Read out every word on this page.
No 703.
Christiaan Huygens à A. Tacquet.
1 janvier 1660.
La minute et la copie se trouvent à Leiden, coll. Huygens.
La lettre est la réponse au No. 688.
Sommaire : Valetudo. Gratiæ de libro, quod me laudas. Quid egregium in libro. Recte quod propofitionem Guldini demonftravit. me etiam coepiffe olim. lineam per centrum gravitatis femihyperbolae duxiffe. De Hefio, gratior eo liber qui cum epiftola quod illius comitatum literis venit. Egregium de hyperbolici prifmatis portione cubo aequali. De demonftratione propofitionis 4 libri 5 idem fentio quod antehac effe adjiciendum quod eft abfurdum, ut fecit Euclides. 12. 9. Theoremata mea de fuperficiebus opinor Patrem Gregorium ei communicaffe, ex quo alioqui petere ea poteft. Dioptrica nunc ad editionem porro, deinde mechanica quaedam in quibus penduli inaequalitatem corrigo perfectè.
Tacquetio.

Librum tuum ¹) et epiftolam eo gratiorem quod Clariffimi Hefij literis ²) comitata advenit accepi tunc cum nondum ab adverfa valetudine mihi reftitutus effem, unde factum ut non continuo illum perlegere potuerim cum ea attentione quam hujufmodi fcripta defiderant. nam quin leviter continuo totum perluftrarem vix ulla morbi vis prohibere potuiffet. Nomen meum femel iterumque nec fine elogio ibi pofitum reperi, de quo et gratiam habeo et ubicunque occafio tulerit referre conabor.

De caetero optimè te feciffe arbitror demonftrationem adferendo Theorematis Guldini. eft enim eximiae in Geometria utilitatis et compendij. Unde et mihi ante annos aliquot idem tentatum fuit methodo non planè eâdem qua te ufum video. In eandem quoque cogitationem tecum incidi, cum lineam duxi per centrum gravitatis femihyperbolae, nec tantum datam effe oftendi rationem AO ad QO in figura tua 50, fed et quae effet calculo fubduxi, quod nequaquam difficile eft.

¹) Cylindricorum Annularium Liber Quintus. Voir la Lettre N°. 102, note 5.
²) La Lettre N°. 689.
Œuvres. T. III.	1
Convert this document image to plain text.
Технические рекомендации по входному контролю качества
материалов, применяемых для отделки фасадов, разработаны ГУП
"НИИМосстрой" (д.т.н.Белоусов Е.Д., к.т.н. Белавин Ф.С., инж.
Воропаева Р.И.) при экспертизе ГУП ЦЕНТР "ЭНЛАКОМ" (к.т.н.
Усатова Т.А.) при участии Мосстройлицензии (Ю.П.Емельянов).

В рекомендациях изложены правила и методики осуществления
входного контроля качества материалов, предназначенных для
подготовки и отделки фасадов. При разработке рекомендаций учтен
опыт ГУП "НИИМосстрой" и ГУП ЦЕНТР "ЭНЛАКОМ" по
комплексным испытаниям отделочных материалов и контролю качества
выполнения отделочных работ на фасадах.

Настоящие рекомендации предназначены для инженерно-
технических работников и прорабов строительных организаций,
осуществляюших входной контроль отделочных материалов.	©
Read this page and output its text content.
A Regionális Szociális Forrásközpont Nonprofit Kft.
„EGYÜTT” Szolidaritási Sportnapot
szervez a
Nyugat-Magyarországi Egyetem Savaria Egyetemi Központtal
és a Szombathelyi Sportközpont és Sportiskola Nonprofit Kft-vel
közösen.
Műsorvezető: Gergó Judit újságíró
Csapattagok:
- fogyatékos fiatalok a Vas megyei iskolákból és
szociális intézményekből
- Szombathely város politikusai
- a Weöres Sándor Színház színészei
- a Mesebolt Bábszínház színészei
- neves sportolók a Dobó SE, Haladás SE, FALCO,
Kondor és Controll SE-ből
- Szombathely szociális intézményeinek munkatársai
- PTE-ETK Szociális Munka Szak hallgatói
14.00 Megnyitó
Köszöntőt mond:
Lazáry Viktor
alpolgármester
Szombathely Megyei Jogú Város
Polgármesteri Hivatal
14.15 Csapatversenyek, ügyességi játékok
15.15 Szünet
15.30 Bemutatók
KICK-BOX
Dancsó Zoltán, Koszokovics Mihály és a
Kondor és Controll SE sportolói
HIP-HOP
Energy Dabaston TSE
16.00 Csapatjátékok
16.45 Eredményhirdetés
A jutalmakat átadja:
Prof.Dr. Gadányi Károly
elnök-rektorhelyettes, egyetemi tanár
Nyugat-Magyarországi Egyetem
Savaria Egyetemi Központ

WHAT THIS TASK INVOLVES -
Retype the records above exactly.

FINISHED ANSWER -
Read out every word on this page.
No 703.
Christiaan Huygens à A. Tacquet.
1 janvier 1660.
La minute et la copie se trouvent à Leiden, coll. Huygens.
La lettre est la réponse au No. 688.
Sommaire : Valetudo. Gratiæ de libro, quod me laudas. Quid egregium in libro. Recte quod propofitionem Guldini demonftravit. me etiam coepiffe olim. lineam per centrum gravitatis femihyperbolae duxiffe. De Hefio, gratior eo liber qui cum epiftola quod illius comitatum literis venit. Egregium de hyperbolici prifmatis portione cubo aequali. De demonftratione propofitionis 4 libri 5 idem fentio quod antehac effe adjiciendum quod eft abfurdum, ut fecit Euclides. 12. 9. Theoremata mea de fuperficiebus opinor Patrem Gregorium ei communicaffe, ex quo alioqui petere ea poteft. Dioptrica nunc ad editionem porro, deinde mechanica quaedam in quibus penduli inaequalitatem corrigo perfectè.
Tacquetio.

Librum tuum ¹) et epiftolam eo gratiorem quod Clariffimi Hefij literis ²) comitata advenit accepi tunc cum nondum ab adverfa valetudine mihi reftitutus effem, unde factum ut non continuo illum perlegere potuerim cum ea attentione quam hujufmodi fcripta defiderant. nam quin leviter continuo totum perluftrarem vix ulla morbi vis prohibere potuiffet. Nomen meum femel iterumque nec fine elogio ibi pofitum reperi, de quo et gratiam habeo et ubicunque occafio tulerit referre conabor.

De caetero optimè te feciffe arbitror demonftrationem adferendo Theorematis Guldini. eft enim eximiae in Geometria utilitatis et compendij. Unde et mihi ante annos aliquot idem tentatum fuit methodo non planè eâdem qua te ufum video. In eandem quoque cogitationem tecum incidi, cum lineam duxi per centrum gravitatis femihyperbolae, nec tantum datam effe oftendi rationem AO ad QO in figura tua 50, fed et quae effet calculo fubduxi, quod nequaquam difficile eft.

¹) Cylindricorum Annularium Liber Quintus. Voir la Lettre N°. 102, note 5.
²) La Lettre N°. 689.
Œuvres. T. III.	1
Convert this document image to plain text.
Технические рекомендации по входному контролю качества
материалов, применяемых для отделки фасадов, разработаны ГУП
"НИИМосстрой" (д.т.н.Белоусов Е.Д., к.т.н. Белавин Ф.С., инж.
Воропаева Р.И.) при экспертизе ГУП ЦЕНТР "ЭНЛАКОМ" (к.т.н.
Усатова Т.А.) при участии Мосстройлицензии (Ю.П.Емельянов).

В рекомендациях изложены правила и методики осуществления
входного контроля качества материалов, предназначенных для
подготовки и отделки фасадов. При разработке рекомендаций учтен
опыт ГУП "НИИМосстрой" и ГУП ЦЕНТР "ЭНЛАКОМ" по
комплексным испытаниям отделочных материалов и контролю качества
выполнения отделочных работ на фасадах.

Настоящие рекомендации предназначены для инженерно-
технических работников и прорабов строительных организаций,
осуществляюших входной контроль отделочных материалов.	©
Read this page and output its text content.
A Regionális Szociális Forrásközpont Nonprofit Kft.
„EGYÜTT” Szolidaritási Sportnapot
szervez a
Nyugat-Magyarországi Egyetem Savaria Egyetemi Központtal
és a Szombathelyi Sportközpont és Sportiskola Nonprofit Kft-vel
közösen.
Műsorvezető: Gergó Judit újságíró
Csapattagok:
- fogyatékos fiatalok a Vas megyei iskolákból és
szociális intézményekből
- Szombathely város politikusai
- a Weöres Sándor Színház színészei
- a Mesebolt Bábszínház színészei
- neves sportolók a Dobó SE, Haladás SE, FALCO,
Kondor és Controll SE-ből
- Szombathely szociális intézményeinek munkatársai
- PTE-ETK Szociális Munka Szak hallgatói
14.00 Megnyitó
Köszöntőt mond:
Lazáry Viktor
alpolgármester
Szombathely Megyei Jogú Város
Polgármesteri Hivatal
14.15 Csapatversenyek, ügyességi játékok
15.15 Szünet
15.30 Bemutatók
KICK-BOX
Dancsó Zoltán, Koszokovics Mihály és a
Kondor és Controll SE sportolói
HIP-HOP
Energy Dabaston TSE
16.00 Csapatjátékok
16.45 Eredményhirdetés
A jutalmakat átadja:
Prof.Dr. Gadányi Károly
elnök-rektorhelyettes, egyetemi tanár
Nyugat-Magyarországi Egyetem
Savaria Egyetemi Központ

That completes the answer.